Required work: Each record below should be repeated precisely as written.

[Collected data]
::::
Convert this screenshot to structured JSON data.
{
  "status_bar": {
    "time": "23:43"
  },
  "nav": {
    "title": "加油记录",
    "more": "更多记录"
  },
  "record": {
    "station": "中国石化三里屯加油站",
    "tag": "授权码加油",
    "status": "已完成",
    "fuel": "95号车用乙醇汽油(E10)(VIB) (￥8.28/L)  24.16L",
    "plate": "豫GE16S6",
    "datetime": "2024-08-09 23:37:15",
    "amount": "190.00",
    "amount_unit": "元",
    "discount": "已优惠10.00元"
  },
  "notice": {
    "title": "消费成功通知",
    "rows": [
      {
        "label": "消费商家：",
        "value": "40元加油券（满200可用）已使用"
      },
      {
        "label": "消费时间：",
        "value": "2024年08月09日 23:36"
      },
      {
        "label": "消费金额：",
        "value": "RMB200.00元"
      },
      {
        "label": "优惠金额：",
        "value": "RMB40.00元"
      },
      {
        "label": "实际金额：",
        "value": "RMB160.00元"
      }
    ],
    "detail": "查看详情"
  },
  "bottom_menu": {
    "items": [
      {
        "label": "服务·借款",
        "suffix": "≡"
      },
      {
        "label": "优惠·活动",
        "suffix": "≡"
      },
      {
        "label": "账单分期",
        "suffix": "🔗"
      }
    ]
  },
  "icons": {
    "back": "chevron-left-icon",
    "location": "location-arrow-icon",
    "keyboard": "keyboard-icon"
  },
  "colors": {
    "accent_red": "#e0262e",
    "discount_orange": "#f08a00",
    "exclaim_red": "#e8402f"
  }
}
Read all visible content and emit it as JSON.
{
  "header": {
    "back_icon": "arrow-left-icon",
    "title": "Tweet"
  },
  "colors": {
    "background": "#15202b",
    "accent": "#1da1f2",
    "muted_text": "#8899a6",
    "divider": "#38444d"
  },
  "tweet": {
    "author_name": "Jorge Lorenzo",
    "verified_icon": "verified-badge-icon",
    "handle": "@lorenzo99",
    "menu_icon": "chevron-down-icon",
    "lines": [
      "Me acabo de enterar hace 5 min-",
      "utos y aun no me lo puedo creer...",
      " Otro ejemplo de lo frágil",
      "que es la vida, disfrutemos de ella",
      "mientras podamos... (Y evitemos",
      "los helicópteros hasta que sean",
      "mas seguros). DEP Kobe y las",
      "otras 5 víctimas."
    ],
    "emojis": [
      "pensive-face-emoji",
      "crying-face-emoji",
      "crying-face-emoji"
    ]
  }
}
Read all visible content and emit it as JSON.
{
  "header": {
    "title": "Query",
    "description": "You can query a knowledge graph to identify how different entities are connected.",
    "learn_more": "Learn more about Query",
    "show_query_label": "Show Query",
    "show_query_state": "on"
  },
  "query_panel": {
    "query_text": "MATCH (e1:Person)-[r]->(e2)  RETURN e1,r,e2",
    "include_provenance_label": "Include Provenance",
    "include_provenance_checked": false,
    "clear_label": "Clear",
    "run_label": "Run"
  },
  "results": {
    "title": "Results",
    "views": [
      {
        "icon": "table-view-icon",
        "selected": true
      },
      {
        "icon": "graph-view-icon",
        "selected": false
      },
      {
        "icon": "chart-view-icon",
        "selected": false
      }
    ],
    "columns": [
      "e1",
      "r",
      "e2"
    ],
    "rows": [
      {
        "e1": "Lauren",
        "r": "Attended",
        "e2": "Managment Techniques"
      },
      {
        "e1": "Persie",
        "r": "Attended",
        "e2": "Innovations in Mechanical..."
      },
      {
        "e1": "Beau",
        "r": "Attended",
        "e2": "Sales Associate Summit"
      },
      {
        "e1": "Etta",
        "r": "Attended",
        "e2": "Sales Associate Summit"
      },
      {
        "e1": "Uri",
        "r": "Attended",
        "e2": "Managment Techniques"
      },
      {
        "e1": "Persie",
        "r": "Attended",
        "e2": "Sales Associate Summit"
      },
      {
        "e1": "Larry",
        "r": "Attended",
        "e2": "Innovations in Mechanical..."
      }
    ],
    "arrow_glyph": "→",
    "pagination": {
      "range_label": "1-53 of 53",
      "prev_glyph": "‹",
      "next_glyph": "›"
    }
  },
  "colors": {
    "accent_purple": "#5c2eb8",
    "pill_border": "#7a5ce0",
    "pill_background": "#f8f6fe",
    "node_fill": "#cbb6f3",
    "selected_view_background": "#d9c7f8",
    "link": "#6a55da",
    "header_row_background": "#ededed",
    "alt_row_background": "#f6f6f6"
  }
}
::::
Task output:
Convert this screenshot to structured JSON data.
{
  "status_bar": {
    "time": "23:43"
  },
  "nav": {
    "title": "加油记录",
    "more": "更多记录"
  },
  "record": {
    "station": "中国石化三里屯加油站",
    "tag": "授权码加油",
    "status": "已完成",
    "fuel": "95号车用乙醇汽油(E10)(VIB) (￥8.28/L)  24.16L",
    "plate": "豫GE16S6",
    "datetime": "2024-08-09 23:37:15",
    "amount": "190.00",
    "amount_unit": "元",
    "discount": "已优惠10.00元"
  },
  "notice": {
    "title": "消费成功通知",
    "rows": [
      {
        "label": "消费商家：",
        "value": "40元加油券（满200可用）已使用"
      },
      {
        "label": "消费时间：",
        "value": "2024年08月09日 23:36"
      },
      {
        "label": "消费金额：",
        "value": "RMB200.00元"
      },
      {
        "label": "优惠金额：",
        "value": "RMB40.00元"
      },
      {
        "label": "实际金额：",
        "value": "RMB160.00元"
      }
    ],
    "detail": "查看详情"
  },
  "bottom_menu": {
    "items": [
      {
        "label": "服务·借款",
        "suffix": "≡"
      },
      {
        "label": "优惠·活动",
        "suffix": "≡"
      },
      {
        "label": "账单分期",
        "suffix": "🔗"
      }
    ]
  },
  "icons": {
    "back": "chevron-left-icon",
    "location": "location-arrow-icon",
    "keyboard": "keyboard-icon"
  },
  "colors": {
    "accent_red": "#e0262e",
    "discount_orange": "#f08a00",
    "exclaim_red": "#e8402f"
  }
}
Read all visible content and emit it as JSON.
{
  "header": {
    "back_icon": "arrow-left-icon",
    "title": "Tweet"
  },
  "colors": {
    "background": "#15202b",
    "accent": "#1da1f2",
    "muted_text": "#8899a6",
    "divider": "#38444d"
  },
  "tweet": {
    "author_name": "Jorge Lorenzo",
    "verified_icon": "verified-badge-icon",
    "handle": "@lorenzo99",
    "menu_icon": "chevron-down-icon",
    "lines": [
      "Me acabo de enterar hace 5 min-",
      "utos y aun no me lo puedo creer...",
      " Otro ejemplo de lo frágil",
      "que es la vida, disfrutemos de ella",
      "mientras podamos... (Y evitemos",
      "los helicópteros hasta que sean",
      "mas seguros). DEP Kobe y las",
      "otras 5 víctimas."
    ],
    "emojis": [
      "pensive-face-emoji",
      "crying-face-emoji",
      "crying-face-emoji"
    ]
  }
}
Read all visible content and emit it as JSON.
{
  "header": {
    "title": "Query",
    "description": "You can query a knowledge graph to identify how different entities are connected.",
    "learn_more": "Learn more about Query",
    "show_query_label": "Show Query",
    "show_query_state": "on"
  },
  "query_panel": {
    "query_text": "MATCH (e1:Person)-[r]->(e2)  RETURN e1,r,e2",
    "include_provenance_label": "Include Provenance",
    "include_provenance_checked": false,
    "clear_label": "Clear",
    "run_label": "Run"
  },
  "results": {
    "title": "Results",
    "views": [
      {
        "icon": "table-view-icon",
        "selected": true
      },
      {
        "icon": "graph-view-icon",
        "selected": false
      },
      {
        "icon": "chart-view-icon",
        "selected": false
      }
    ],
    "columns": [
      "e1",
      "r",
      "e2"
    ],
    "rows": [
      {
        "e1": "Lauren",
        "r": "Attended",
        "e2": "Managment Techniques"
      },
      {
        "e1": "Persie",
        "r": "Attended",
        "e2": "Innovations in Mechanical..."
      },
      {
        "e1": "Beau",
        "r": "Attended",
        "e2": "Sales Associate Summit"
      },
      {
        "e1": "Etta",
        "r": "Attended",
        "e2": "Sales Associate Summit"
      },
      {
        "e1": "Uri",
        "r": "Attended",
        "e2": "Managment Techniques"
      },
      {
        "e1": "Persie",
        "r": "Attended",
        "e2": "Sales Associate Summit"
      },
      {
        "e1": "Larry",
        "r": "Attended",
        "e2": "Innovations in Mechanical..."
      }
    ],
    "arrow_glyph": "→",
    "pagination": {
      "range_label": "1-53 of 53",
      "prev_glyph": "‹",
      "next_glyph": "›"
    }
  },
  "colors": {
    "accent_purple": "#5c2eb8",
    "pill_border": "#7a5ce0",
    "pill_background": "#f8f6fe",
    "node_fill": "#cbb6f3",
    "selected_view_background": "#d9c7f8",
    "link": "#6a55da",
    "header_row_background": "#ededed",
    "alt_row_background": "#f6f6f6"
  }
}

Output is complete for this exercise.